Lines of data:
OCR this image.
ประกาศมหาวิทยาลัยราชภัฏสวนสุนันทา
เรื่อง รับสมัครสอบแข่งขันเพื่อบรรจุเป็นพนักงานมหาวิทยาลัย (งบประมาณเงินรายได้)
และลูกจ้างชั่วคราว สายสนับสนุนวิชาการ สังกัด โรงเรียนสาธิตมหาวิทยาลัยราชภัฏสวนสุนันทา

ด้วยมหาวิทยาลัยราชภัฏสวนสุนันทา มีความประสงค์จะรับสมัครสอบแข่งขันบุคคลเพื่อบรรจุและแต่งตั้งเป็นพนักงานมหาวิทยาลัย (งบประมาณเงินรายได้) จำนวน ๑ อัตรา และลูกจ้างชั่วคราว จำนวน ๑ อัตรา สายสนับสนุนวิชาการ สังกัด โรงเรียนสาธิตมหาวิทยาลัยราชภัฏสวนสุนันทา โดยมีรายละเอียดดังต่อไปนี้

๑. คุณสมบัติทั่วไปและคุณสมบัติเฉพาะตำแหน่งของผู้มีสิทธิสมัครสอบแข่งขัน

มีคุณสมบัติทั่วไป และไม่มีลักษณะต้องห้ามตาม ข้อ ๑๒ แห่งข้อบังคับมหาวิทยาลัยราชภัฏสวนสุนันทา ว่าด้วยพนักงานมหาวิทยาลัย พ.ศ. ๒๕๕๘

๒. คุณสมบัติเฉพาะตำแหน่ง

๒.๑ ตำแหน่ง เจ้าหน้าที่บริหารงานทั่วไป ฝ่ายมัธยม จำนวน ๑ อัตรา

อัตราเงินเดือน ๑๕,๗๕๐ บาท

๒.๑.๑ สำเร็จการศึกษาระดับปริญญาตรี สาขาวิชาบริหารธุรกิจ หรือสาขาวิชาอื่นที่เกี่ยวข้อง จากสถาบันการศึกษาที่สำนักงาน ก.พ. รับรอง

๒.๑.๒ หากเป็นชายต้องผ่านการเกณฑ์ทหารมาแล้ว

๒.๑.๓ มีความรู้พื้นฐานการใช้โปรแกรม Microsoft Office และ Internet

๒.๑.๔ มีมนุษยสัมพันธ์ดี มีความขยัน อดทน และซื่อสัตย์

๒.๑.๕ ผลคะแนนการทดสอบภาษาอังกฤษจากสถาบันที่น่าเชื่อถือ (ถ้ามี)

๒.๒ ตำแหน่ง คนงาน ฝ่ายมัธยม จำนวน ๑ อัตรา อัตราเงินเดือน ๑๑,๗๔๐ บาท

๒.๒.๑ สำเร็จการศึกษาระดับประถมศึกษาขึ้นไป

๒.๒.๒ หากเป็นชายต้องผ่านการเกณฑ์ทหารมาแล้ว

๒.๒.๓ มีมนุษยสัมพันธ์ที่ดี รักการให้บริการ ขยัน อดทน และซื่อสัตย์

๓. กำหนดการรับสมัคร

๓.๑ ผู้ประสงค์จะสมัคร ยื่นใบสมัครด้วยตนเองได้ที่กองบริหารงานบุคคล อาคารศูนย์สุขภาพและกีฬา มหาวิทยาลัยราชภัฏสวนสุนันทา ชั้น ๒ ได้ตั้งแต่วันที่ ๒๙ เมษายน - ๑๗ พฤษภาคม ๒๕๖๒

→ What is asked: Check each line above for "ตมหาว" and return the ones that have it.

→ Task response:
และลูกจ้างชั่วคราว สายสนับสนุนวิชาการ สังกัด โรงเรียนสาธิตมหาวิทยาลัยราชภัฏสวนสุนันทา
ด้วยมหาวิทยาลัยราชภัฏสวนสุนันทา มีความประสงค์จะรับสมัครสอบแข่งขันบุคคลเพื่อบรรจุและแต่งตั้งเป็นพนักงานมหาวิทยาลัย (งบประมาณเงินรายได้) จำนวน ๑ อัตรา และลูกจ้างชั่วคราว จำนวน ๑ อัตรา สายสนับสนุนวิชาการ สังกัด โรงเรียนสาธิตมหาวิทยาลัยราชภัฏสวนสุนันทา โดยมีรายละเอียดดังต่อไปนี้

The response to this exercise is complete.